Pick out the lines below that include the string "Version".

━━━ Records shown ━━━

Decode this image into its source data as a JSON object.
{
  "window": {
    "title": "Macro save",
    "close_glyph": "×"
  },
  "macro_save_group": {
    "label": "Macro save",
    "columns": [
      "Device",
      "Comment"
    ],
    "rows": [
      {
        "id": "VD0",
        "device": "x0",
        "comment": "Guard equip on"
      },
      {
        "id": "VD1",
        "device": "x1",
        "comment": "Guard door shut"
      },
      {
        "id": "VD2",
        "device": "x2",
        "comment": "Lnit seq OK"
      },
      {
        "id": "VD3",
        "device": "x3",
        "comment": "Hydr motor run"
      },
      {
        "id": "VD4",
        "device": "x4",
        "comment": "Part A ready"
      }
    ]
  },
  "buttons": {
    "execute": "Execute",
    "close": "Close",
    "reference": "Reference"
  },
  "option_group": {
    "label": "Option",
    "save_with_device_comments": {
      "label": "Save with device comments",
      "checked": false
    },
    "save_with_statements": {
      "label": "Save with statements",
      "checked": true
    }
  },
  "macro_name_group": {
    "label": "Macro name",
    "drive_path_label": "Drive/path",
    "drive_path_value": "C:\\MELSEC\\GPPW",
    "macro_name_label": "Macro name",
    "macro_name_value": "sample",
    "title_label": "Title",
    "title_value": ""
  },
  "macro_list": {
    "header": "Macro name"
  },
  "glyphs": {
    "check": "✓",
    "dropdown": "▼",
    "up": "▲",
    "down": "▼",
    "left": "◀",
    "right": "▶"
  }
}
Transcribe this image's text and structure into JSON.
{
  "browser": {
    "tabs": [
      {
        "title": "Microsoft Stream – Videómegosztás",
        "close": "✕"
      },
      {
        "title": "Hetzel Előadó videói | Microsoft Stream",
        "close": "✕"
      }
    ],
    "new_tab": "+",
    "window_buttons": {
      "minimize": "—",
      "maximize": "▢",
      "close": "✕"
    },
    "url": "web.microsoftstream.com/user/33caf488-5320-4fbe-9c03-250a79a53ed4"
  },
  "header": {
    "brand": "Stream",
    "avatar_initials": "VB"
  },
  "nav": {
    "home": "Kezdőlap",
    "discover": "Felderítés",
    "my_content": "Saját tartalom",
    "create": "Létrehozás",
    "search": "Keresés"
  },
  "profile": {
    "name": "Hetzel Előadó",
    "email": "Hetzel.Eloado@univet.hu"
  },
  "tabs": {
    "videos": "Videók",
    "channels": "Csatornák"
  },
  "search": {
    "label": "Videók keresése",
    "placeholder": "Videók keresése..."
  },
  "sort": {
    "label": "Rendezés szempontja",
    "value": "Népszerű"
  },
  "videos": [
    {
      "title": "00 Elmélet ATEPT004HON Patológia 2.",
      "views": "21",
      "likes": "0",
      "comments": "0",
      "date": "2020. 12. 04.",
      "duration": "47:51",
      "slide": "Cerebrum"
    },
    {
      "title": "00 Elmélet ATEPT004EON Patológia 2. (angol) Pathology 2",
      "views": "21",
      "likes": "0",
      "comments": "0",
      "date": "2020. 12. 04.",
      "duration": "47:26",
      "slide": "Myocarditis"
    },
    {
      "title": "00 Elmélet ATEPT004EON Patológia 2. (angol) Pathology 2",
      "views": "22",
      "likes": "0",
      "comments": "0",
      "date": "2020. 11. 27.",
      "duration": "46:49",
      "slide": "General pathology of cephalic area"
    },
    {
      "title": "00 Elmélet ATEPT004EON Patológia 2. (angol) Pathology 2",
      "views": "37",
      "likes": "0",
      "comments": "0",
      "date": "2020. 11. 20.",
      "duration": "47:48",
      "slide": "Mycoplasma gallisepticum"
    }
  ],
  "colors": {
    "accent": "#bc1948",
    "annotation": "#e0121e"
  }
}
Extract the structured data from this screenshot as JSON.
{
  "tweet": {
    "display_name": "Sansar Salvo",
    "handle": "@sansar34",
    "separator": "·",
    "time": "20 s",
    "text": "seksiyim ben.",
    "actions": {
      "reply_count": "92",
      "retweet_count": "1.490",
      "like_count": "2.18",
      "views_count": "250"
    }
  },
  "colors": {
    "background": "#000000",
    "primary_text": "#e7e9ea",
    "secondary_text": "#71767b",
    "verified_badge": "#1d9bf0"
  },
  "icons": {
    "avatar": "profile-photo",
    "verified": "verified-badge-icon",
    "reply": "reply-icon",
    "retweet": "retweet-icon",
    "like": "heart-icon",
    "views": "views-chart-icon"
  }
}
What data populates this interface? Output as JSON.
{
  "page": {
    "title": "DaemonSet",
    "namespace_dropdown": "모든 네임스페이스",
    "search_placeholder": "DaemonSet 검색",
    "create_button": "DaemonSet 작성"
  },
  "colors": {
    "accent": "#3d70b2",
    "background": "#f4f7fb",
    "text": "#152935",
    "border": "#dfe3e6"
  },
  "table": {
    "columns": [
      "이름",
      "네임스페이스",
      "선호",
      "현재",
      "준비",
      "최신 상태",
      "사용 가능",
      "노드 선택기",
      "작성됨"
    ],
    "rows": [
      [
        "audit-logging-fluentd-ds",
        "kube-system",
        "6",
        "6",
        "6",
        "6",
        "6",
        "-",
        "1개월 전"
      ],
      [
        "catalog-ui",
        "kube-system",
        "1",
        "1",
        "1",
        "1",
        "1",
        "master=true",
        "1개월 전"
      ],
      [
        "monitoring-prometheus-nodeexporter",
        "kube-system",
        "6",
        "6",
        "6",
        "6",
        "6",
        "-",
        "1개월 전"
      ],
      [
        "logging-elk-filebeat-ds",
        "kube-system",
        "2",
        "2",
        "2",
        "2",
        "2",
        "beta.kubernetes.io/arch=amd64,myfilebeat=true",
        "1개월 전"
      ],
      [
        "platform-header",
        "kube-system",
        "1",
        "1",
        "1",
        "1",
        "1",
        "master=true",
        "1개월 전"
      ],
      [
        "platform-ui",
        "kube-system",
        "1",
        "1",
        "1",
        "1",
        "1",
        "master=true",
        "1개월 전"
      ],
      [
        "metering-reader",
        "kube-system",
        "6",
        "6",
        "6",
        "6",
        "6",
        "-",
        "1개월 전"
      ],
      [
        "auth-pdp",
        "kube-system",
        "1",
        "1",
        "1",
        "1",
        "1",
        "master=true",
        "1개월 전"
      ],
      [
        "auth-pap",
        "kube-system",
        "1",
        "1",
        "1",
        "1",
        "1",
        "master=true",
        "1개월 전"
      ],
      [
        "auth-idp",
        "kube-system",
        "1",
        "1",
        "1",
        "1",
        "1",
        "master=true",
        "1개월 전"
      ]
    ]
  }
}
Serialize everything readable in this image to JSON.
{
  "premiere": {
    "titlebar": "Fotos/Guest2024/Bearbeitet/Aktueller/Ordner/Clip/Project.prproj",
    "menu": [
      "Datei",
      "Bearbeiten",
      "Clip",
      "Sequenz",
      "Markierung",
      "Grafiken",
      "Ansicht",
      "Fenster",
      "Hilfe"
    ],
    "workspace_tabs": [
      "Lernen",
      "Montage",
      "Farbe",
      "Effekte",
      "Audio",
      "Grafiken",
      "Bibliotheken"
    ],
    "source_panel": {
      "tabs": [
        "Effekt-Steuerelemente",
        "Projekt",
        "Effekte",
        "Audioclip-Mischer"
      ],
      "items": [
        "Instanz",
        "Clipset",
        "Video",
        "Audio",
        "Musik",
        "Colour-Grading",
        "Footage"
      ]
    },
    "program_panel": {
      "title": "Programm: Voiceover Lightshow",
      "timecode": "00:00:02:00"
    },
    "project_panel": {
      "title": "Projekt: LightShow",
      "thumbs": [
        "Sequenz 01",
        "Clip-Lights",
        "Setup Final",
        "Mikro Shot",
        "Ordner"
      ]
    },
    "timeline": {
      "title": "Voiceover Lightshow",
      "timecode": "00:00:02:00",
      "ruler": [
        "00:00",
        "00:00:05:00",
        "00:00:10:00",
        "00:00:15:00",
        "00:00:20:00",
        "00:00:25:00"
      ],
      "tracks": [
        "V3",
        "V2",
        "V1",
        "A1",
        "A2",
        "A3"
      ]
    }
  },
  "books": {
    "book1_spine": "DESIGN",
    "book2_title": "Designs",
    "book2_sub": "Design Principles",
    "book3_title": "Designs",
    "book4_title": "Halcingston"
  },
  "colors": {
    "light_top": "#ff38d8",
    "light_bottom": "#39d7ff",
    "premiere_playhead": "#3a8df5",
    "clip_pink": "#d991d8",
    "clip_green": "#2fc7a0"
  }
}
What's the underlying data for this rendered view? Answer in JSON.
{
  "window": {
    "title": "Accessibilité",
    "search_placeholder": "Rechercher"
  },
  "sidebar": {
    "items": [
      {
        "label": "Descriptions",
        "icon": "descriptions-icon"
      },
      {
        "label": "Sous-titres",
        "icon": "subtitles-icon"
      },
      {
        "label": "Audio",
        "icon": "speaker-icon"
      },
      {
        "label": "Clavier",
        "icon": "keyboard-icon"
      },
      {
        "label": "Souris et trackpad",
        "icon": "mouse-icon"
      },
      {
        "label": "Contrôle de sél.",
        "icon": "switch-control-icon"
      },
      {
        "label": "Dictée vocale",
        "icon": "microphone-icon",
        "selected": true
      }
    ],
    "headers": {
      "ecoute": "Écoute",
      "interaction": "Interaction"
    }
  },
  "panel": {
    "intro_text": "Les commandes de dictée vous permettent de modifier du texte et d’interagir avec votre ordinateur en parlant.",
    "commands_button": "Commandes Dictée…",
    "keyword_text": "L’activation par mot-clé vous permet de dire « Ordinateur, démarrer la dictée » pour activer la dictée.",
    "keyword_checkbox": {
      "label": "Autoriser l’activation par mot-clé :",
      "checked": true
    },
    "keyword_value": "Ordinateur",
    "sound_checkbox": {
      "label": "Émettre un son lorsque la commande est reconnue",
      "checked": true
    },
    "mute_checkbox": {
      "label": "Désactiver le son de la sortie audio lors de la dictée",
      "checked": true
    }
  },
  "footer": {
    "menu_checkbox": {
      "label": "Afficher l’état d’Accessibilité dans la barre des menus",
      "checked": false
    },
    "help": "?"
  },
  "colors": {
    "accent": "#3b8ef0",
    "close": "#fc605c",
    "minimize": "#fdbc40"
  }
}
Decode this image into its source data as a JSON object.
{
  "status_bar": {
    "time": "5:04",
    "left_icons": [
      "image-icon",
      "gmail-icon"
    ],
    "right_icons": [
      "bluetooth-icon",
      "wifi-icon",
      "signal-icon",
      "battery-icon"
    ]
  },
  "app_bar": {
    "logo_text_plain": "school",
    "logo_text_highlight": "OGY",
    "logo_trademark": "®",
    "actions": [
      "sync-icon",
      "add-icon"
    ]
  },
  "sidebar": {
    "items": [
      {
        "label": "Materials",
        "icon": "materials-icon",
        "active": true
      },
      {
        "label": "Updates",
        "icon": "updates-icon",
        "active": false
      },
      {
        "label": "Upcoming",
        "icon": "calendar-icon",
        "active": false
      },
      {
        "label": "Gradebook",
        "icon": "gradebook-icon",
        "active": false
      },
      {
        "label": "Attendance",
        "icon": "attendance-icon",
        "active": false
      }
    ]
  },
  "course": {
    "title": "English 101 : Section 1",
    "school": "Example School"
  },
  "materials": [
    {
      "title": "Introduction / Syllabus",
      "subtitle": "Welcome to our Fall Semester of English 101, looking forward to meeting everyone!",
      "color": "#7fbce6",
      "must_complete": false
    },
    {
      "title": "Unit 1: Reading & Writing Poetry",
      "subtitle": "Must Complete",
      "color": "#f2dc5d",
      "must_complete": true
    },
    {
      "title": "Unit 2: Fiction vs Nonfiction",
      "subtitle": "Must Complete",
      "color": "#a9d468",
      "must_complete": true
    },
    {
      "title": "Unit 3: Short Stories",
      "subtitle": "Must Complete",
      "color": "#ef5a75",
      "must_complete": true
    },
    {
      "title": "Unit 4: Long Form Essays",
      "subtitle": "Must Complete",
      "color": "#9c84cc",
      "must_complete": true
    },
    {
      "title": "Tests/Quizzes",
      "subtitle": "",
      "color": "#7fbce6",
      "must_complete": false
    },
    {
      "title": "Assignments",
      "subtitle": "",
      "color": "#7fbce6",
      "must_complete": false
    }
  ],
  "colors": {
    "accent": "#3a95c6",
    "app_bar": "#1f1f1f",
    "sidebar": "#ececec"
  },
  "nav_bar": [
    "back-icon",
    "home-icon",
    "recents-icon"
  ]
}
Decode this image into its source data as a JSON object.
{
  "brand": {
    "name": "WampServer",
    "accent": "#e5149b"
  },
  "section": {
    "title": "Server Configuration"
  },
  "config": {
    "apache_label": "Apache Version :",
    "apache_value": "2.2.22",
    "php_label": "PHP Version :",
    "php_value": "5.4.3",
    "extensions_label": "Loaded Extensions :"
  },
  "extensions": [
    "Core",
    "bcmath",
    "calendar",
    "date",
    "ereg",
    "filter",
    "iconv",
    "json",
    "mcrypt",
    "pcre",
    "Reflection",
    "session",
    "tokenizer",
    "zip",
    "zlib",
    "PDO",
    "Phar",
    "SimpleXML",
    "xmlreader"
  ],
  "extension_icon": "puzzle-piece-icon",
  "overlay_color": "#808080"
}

━━━

* Solution for this exercise:
    "apache_label": "Apache Version :",
    "php_label": "PHP Version :",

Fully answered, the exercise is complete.